> [STORED RECORDS]

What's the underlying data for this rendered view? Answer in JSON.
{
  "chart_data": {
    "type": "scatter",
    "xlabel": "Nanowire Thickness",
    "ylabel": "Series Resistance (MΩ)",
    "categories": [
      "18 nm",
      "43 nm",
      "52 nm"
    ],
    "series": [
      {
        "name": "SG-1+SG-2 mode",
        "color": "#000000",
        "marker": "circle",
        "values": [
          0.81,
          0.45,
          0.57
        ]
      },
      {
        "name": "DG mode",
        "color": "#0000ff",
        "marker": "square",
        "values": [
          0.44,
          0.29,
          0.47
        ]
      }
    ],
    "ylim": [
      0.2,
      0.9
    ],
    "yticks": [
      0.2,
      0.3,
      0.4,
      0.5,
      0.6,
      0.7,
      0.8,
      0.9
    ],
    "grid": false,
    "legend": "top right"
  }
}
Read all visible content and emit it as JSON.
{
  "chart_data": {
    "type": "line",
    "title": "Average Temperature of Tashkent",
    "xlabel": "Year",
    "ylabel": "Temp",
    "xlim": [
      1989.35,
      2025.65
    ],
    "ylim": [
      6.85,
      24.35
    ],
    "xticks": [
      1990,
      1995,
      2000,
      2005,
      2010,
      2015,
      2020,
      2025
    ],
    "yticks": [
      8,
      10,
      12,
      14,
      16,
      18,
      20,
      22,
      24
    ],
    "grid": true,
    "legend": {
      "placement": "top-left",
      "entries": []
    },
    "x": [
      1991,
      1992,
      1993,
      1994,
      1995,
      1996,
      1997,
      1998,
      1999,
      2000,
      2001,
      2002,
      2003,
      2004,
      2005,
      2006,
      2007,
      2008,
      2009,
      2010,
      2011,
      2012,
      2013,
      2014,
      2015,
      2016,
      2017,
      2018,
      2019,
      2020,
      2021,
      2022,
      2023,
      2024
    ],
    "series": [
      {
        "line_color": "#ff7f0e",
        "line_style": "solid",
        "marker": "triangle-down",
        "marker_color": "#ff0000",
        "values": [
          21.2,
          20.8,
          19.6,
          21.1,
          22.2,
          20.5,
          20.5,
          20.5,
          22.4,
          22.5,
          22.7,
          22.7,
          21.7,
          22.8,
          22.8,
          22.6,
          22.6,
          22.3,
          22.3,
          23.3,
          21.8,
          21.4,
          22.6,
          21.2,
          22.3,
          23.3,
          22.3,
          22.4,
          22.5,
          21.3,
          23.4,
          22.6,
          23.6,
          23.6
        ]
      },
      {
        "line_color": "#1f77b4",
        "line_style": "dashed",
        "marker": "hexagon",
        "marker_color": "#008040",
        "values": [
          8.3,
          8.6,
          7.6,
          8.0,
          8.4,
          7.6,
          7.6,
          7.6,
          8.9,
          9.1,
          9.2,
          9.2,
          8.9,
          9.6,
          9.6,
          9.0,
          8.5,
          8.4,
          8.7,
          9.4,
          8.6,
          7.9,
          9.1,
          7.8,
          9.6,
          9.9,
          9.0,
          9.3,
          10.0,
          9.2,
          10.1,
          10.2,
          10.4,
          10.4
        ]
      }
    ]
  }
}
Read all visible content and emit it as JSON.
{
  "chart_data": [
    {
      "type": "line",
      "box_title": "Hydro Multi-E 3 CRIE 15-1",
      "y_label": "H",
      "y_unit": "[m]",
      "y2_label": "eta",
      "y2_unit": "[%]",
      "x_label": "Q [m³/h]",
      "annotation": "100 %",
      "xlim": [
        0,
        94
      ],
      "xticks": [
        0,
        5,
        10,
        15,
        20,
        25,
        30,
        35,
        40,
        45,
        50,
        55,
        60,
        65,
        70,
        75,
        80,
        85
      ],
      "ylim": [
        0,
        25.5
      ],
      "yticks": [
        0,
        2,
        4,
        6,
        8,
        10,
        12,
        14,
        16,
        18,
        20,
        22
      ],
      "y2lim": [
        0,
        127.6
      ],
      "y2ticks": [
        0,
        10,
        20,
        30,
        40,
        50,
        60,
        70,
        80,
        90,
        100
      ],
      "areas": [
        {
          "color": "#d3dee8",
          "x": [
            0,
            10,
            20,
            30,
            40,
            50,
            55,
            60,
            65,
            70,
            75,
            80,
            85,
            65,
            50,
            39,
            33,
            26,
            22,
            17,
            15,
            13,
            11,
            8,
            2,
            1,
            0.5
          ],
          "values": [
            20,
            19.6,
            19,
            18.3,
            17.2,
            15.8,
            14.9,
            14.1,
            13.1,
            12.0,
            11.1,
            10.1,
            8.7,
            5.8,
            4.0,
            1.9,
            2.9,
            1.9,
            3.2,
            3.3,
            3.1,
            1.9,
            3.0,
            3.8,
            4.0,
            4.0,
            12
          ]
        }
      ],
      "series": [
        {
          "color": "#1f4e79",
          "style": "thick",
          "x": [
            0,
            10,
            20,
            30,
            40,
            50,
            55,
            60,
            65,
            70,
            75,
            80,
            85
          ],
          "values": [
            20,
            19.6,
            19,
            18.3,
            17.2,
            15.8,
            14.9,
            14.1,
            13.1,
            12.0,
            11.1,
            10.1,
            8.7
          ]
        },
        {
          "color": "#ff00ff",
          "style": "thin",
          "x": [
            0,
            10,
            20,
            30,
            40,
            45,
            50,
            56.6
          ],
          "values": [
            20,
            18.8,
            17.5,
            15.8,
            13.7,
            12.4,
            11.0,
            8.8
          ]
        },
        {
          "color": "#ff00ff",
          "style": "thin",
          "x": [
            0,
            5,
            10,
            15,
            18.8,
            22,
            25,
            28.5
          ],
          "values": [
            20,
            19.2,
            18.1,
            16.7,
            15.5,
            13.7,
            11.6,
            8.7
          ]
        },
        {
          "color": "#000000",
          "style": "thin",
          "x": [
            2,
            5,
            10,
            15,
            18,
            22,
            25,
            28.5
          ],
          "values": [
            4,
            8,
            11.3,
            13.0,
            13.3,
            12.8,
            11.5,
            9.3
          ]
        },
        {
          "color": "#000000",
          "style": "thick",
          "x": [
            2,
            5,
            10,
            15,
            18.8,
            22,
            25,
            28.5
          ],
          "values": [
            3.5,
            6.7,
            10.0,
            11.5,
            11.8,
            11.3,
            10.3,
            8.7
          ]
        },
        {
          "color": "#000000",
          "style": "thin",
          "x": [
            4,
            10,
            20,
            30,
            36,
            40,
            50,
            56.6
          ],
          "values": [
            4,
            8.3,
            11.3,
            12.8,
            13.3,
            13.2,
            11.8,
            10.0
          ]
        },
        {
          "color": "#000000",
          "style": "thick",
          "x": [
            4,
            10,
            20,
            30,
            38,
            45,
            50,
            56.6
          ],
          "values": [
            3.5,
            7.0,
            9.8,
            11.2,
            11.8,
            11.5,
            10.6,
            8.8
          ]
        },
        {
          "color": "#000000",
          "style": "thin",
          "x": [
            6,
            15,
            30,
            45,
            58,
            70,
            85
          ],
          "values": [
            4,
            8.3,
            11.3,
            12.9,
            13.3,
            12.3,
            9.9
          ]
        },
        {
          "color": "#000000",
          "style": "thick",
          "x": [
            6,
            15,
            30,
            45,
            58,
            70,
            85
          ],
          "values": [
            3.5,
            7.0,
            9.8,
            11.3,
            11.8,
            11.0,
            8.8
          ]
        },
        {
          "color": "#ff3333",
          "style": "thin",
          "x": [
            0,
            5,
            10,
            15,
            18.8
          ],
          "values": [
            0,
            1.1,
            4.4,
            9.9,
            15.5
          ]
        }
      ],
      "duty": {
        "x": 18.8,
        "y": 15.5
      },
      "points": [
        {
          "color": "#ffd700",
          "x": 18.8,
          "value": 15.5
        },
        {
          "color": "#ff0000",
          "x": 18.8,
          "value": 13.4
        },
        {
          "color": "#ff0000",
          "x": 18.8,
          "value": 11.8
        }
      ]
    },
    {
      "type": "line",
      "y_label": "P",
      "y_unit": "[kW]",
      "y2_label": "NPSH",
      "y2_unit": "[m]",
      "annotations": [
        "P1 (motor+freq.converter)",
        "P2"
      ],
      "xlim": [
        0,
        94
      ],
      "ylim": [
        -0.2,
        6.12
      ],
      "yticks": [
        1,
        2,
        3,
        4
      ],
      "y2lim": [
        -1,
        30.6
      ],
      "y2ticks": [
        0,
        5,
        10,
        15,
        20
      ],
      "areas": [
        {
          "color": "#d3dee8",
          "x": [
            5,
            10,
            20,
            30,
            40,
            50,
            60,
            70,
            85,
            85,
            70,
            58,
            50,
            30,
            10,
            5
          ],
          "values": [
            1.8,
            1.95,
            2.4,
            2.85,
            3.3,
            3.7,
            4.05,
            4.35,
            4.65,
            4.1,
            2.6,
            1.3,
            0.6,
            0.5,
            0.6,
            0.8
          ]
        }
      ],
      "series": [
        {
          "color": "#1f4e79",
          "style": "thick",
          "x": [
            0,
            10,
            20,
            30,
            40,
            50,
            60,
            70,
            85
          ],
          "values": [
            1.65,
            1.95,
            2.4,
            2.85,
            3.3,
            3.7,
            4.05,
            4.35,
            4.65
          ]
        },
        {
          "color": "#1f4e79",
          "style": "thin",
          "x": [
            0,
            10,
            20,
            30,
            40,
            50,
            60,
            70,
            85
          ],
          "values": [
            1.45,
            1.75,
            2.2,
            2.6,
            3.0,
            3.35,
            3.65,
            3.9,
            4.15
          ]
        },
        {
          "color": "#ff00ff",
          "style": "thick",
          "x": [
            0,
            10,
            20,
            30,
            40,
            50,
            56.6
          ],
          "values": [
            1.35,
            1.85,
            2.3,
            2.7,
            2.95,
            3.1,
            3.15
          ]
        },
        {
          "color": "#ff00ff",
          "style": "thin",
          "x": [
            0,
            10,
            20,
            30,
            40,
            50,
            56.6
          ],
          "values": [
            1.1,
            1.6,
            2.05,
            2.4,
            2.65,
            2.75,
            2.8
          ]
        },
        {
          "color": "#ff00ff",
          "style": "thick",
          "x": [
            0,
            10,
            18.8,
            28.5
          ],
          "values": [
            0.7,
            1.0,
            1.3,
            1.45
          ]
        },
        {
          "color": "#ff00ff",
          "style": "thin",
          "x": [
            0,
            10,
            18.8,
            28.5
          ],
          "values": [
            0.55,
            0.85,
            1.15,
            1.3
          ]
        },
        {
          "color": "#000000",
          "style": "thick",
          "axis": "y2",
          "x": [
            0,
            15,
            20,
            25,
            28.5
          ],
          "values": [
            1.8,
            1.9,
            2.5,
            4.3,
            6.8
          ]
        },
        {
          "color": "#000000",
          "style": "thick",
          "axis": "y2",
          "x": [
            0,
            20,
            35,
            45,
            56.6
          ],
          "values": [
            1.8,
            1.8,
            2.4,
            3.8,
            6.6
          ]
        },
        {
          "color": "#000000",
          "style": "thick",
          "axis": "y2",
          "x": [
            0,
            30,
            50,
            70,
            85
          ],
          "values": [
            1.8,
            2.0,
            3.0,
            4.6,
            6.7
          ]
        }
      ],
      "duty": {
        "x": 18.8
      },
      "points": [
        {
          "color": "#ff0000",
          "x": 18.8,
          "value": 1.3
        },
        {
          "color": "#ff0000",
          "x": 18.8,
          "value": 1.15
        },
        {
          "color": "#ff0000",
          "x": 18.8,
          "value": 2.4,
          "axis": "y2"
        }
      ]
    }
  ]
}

> [SHORT PROBLEM] Go through the records line by line and count those containing the string "ylabel". Give only the total.

> [ANSWER BELOW] 2